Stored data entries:
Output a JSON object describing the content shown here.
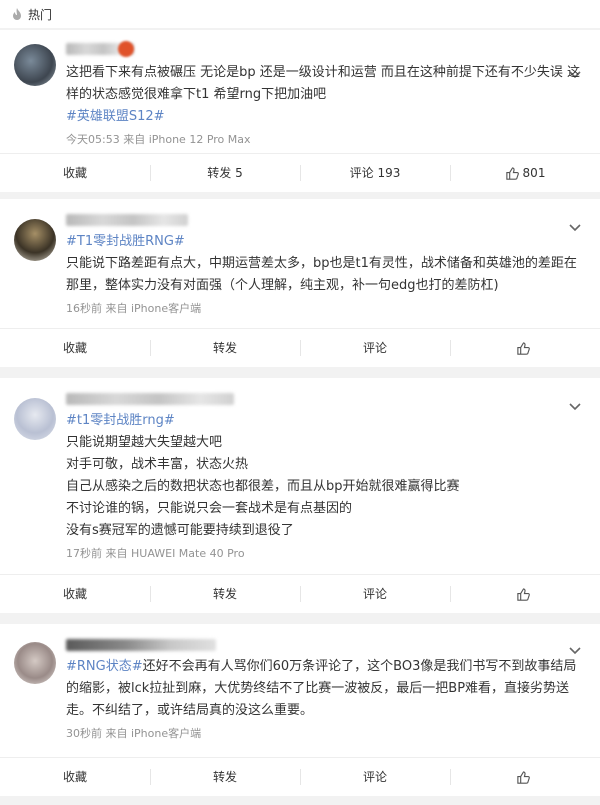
{
  "header": {
    "title": "热门"
  },
  "posts": [
    {
      "text_plain": "这把看下来有点被碾压 无论是bp 还是一级设计和运营 而且在这种前提下还有不少失误 这样的状态感觉很难拿下t1 希望rng下把加油吧",
      "topic": "#英雄联盟S12#",
      "time": "今天05:53",
      "source": "来自 iPhone 12 Pro Max",
      "actions": {
        "fav": "收藏",
        "repost": "转发 5",
        "comment": "评论 193",
        "like": "801"
      }
    },
    {
      "topic": "#T1零封战胜RNG#",
      "text_plain": "只能说下路差距有点大，中期运营差太多，bp也是t1有灵性，战术储备和英雄池的差距在那里，整体实力没有对面强（个人理解，纯主观，补一句edg也打的差防杠)",
      "time": "16秒前",
      "source": "来自 iPhone客户端",
      "actions": {
        "fav": "收藏",
        "repost": "转发",
        "comment": "评论",
        "like": ""
      }
    },
    {
      "topic": "#t1零封战胜rng#",
      "lines": [
        "只能说期望越大失望越大吧",
        "对手可敬，战术丰富，状态火热",
        "自己从感染之后的数把状态也都很差，而且从bp开始就很难赢得比赛",
        "不讨论谁的锅，只能说只会一套战术是有点基因的",
        "没有s赛冠军的遗憾可能要持续到退役了"
      ],
      "time": "17秒前",
      "source": "来自 HUAWEI Mate 40 Pro",
      "actions": {
        "fav": "收藏",
        "repost": "转发",
        "comment": "评论",
        "like": ""
      }
    },
    {
      "topic": "#RNG状态#",
      "text_plain": "还好不会再有人骂你们60万条评论了，这个BO3像是我们书写不到故事结局的缩影，被lck拉扯到麻，大优势终结不了比赛一波被反，最后一把BP难看，直接劣势送走。不纠结了，或许结局真的没这么重要。",
      "time": "30秒前",
      "source": "来自 iPhone客户端",
      "actions": {
        "fav": "收藏",
        "repost": "转发",
        "comment": "评论",
        "like": ""
      }
    }
  ],
  "colors": {
    "topic": "#5d84c4",
    "meta": "#939393",
    "bg": "#f2f2f2"
  }
}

WORK REQUIRED: Will you set down the records word for word while leaving out every picture?

RESPONSE:
Output a JSON object describing the content shown here.
{
  "header": {
    "title": "热门"
  },
  "posts": [
    {
      "text_plain": "这把看下来有点被碾压 无论是bp 还是一级设计和运营 而且在这种前提下还有不少失误 这样的状态感觉很难拿下t1 希望rng下把加油吧",
      "topic": "#英雄联盟S12#",
      "time": "今天05:53",
      "source": "来自 iPhone 12 Pro Max",
      "actions": {
        "fav": "收藏",
        "repost": "转发 5",
        "comment": "评论 193",
        "like": "801"
      }
    },
    {
      "topic": "#T1零封战胜RNG#",
      "text_plain": "只能说下路差距有点大，中期运营差太多，bp也是t1有灵性，战术储备和英雄池的差距在那里，整体实力没有对面强（个人理解，纯主观，补一句edg也打的差防杠)",
      "time": "16秒前",
      "source": "来自 iPhone客户端",
      "actions": {
        "fav": "收藏",
        "repost": "转发",
        "comment": "评论",
        "like": ""
      }
    },
    {
      "topic": "#t1零封战胜rng#",
      "lines": [
        "只能说期望越大失望越大吧",
        "对手可敬，战术丰富，状态火热",
        "自己从感染之后的数把状态也都很差，而且从bp开始就很难赢得比赛",
        "不讨论谁的锅，只能说只会一套战术是有点基因的",
        "没有s赛冠军的遗憾可能要持续到退役了"
      ],
      "time": "17秒前",
      "source": "来自 HUAWEI Mate 40 Pro",
      "actions": {
        "fav": "收藏",
        "repost": "转发",
        "comment": "评论",
        "like": ""
      }
    },
    {
      "topic": "#RNG状态#",
      "text_plain": "还好不会再有人骂你们60万条评论了，这个BO3像是我们书写不到故事结局的缩影，被lck拉扯到麻，大优势终结不了比赛一波被反，最后一把BP难看，直接劣势送走。不纠结了，或许结局真的没这么重要。",
      "time": "30秒前",
      "source": "来自 iPhone客户端",
      "actions": {
        "fav": "收藏",
        "repost": "转发",
        "comment": "评论",
        "like": ""
      }
    }
  ],
  "colors": {
    "topic": "#5d84c4",
    "meta": "#939393",
    "bg": "#f2f2f2"
  }
}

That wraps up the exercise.